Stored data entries

--- start ---

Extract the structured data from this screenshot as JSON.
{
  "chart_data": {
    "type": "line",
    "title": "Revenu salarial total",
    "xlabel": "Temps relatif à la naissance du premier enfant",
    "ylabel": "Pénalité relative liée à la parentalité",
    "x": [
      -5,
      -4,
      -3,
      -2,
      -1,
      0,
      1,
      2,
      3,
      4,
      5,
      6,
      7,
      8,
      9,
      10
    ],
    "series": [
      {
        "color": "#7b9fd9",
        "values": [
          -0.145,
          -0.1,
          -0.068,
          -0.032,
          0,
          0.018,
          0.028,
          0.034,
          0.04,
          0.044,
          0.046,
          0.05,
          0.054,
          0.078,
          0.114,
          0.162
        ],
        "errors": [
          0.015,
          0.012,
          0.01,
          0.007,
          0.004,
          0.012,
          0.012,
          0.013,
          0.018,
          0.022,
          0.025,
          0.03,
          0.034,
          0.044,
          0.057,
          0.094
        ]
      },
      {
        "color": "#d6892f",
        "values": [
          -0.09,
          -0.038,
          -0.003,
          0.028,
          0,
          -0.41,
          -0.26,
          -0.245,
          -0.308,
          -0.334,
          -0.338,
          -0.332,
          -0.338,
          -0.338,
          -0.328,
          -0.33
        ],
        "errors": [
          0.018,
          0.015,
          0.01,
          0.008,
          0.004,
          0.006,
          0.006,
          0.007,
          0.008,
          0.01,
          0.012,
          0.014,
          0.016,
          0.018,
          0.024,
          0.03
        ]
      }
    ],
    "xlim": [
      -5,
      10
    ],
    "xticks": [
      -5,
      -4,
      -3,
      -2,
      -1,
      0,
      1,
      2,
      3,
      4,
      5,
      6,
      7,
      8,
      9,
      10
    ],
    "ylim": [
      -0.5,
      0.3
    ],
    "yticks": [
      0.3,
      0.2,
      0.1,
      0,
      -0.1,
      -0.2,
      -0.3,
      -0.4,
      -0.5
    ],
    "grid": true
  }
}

--- end ---

Exercise goal: Nothing may be left out: return each entry exactly as it reads.

Response:
Extract the structured data from this screenshot as JSON.
{
  "chart_data": {
    "type": "line",
    "title": "Revenu salarial total",
    "xlabel": "Temps relatif à la naissance du premier enfant",
    "ylabel": "Pénalité relative liée à la parentalité",
    "x": [
      -5,
      -4,
      -3,
      -2,
      -1,
      0,
      1,
      2,
      3,
      4,
      5,
      6,
      7,
      8,
      9,
      10
    ],
    "series": [
      {
        "color": "#7b9fd9",
        "values": [
          -0.145,
          -0.1,
          -0.068,
          -0.032,
          0,
          0.018,
          0.028,
          0.034,
          0.04,
          0.044,
          0.046,
          0.05,
          0.054,
          0.078,
          0.114,
          0.162
        ],
        "errors": [
          0.015,
          0.012,
          0.01,
          0.007,
          0.004,
          0.012,
          0.012,
          0.013,
          0.018,
          0.022,
          0.025,
          0.03,
          0.034,
          0.044,
          0.057,
          0.094
        ]
      },
      {
        "color": "#d6892f",
        "values": [
          -0.09,
          -0.038,
          -0.003,
          0.028,
          0,
          -0.41,
          -0.26,
          -0.245,
          -0.308,
          -0.334,
          -0.338,
          -0.332,
          -0.338,
          -0.338,
          -0.328,
          -0.33
        ],
        "errors": [
          0.018,
          0.015,
          0.01,
          0.008,
          0.004,
          0.006,
          0.006,
          0.007,
          0.008,
          0.01,
          0.012,
          0.014,
          0.016,
          0.018,
          0.024,
          0.03
        ]
      }
    ],
    "xlim": [
      -5,
      10
    ],
    "xticks": [
      -5,
      -4,
      -3,
      -2,
      -1,
      0,
      1,
      2,
      3,
      4,
      5,
      6,
      7,
      8,
      9,
      10
    ],
    "ylim": [
      -0.5,
      0.3
    ],
    "yticks": [
      0.3,
      0.2,
      0.1,
      0,
      -0.1,
      -0.2,
      -0.3,
      -0.4,
      -0.5
    ],
    "grid": true
  }
}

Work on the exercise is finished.